[Recorded data]
________

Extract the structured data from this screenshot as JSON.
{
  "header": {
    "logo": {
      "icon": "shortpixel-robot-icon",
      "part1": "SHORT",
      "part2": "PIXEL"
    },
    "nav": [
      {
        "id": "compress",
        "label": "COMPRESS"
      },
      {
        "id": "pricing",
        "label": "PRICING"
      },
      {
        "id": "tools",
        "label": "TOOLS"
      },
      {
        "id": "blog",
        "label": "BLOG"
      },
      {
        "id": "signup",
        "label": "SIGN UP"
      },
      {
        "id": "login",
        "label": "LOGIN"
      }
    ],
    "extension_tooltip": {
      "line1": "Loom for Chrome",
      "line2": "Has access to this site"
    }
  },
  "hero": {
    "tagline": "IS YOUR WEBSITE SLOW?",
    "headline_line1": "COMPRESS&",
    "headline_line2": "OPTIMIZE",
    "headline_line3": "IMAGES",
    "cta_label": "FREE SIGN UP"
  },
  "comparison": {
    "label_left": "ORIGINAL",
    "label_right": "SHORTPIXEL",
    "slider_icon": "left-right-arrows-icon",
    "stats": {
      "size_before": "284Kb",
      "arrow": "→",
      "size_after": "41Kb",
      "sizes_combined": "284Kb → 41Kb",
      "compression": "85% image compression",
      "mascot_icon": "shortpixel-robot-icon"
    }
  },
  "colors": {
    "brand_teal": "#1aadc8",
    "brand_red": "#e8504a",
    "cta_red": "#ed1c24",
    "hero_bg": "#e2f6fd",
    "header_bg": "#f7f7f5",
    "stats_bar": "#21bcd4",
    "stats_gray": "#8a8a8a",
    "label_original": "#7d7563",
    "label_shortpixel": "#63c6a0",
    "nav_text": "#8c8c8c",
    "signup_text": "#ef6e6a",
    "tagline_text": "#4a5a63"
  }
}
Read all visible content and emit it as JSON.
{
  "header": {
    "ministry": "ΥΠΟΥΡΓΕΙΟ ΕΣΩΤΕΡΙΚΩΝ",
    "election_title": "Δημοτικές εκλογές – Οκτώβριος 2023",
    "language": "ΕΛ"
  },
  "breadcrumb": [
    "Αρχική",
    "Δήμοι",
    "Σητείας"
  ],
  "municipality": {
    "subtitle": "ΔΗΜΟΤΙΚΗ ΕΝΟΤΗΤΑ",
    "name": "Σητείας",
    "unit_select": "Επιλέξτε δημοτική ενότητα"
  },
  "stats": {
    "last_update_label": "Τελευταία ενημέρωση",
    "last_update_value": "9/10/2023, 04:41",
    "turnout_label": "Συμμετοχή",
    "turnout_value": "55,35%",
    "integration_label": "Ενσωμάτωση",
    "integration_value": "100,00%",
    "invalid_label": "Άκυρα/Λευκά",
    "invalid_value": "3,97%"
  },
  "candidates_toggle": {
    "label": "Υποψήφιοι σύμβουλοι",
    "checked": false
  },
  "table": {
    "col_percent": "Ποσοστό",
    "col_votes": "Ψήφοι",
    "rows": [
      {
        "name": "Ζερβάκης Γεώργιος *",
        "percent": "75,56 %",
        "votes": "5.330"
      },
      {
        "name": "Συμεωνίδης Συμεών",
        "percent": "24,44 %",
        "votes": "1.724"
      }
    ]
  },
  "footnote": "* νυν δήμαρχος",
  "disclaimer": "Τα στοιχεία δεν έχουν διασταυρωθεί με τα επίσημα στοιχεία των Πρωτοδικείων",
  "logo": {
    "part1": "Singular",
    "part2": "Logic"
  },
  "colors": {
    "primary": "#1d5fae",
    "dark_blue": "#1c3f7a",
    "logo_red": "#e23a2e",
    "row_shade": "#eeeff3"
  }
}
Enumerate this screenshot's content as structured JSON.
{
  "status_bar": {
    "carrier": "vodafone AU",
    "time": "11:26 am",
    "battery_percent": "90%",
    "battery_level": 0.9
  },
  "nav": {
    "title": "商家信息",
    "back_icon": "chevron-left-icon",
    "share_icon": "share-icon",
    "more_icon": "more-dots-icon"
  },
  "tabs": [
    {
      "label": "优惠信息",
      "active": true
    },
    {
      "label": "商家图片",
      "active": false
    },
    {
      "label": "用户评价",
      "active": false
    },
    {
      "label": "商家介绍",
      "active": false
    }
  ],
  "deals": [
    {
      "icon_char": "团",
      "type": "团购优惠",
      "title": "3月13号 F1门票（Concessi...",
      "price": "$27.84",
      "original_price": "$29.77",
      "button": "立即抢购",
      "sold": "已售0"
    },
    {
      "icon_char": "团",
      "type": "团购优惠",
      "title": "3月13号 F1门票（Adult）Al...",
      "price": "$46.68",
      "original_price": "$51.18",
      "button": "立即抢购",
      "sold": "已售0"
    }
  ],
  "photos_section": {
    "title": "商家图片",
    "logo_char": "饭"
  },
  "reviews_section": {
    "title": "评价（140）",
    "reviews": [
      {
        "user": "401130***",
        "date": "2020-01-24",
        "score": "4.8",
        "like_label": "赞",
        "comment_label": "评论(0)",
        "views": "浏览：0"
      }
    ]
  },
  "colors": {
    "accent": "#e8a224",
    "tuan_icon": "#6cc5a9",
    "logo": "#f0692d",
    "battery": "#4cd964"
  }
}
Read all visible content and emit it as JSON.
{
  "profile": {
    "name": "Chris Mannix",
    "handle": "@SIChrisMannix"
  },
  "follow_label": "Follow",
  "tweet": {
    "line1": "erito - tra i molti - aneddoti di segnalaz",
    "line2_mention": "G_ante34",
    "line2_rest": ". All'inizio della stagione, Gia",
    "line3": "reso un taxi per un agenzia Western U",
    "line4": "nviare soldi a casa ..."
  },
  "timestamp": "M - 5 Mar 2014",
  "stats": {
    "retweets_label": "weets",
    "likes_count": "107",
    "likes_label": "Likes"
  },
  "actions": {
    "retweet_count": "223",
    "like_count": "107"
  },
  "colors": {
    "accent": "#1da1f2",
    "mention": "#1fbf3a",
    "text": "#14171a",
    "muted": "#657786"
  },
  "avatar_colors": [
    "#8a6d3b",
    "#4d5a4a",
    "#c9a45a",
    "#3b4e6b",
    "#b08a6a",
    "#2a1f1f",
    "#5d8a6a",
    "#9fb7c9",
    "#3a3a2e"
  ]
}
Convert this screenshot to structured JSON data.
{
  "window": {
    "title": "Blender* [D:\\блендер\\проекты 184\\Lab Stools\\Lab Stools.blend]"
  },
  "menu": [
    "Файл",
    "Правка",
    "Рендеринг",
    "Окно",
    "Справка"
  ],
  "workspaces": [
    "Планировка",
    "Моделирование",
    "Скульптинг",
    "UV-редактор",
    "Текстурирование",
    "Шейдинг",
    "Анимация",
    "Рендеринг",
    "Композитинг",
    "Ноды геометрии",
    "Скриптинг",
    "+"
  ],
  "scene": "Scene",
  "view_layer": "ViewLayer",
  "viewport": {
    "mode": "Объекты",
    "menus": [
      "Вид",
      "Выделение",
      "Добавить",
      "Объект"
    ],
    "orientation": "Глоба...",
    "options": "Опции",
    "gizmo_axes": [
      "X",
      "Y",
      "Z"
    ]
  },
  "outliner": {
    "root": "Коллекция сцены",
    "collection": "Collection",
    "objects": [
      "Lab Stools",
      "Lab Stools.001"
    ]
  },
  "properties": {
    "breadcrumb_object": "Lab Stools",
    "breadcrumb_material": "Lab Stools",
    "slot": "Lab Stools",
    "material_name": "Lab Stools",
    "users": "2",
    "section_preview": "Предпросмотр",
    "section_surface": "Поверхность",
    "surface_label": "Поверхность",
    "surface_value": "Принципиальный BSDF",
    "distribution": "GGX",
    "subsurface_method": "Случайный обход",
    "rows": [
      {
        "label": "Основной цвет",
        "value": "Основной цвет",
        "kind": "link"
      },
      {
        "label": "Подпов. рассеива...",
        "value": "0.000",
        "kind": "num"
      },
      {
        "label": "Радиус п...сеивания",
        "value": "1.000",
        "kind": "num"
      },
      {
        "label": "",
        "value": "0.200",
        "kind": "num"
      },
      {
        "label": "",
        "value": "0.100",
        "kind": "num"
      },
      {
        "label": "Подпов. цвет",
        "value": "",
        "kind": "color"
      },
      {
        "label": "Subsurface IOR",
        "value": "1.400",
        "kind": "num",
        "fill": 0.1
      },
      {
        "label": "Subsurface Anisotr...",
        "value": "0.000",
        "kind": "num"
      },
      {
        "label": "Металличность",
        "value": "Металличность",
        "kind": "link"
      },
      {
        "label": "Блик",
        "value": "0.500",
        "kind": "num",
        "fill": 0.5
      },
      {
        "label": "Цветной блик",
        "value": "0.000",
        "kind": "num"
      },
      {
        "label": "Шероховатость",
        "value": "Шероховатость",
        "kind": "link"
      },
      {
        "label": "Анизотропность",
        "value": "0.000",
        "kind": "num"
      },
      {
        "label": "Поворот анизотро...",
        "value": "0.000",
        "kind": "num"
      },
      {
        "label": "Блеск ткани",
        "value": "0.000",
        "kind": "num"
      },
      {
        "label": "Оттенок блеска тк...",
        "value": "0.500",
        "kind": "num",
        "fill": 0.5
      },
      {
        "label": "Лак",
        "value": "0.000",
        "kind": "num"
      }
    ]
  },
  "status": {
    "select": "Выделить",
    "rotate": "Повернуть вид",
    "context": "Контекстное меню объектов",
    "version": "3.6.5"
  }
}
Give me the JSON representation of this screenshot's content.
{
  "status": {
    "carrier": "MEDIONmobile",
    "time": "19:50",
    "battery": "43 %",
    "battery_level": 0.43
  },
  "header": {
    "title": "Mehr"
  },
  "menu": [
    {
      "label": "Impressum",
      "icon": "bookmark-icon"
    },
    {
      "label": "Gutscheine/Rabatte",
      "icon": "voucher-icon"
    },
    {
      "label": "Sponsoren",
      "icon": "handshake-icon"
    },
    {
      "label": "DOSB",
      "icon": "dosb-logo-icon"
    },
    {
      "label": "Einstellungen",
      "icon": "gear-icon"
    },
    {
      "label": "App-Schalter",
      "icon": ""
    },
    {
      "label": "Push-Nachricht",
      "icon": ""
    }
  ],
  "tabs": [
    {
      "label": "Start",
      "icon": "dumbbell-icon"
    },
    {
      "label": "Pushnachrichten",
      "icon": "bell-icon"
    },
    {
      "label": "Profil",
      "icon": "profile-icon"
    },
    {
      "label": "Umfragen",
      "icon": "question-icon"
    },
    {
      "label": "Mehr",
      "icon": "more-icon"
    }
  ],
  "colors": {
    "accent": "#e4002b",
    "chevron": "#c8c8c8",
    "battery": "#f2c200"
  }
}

________

Description of the task — Tally the lines of the material above that contain the word "Поверхность" and report the total alone.

The answer — 2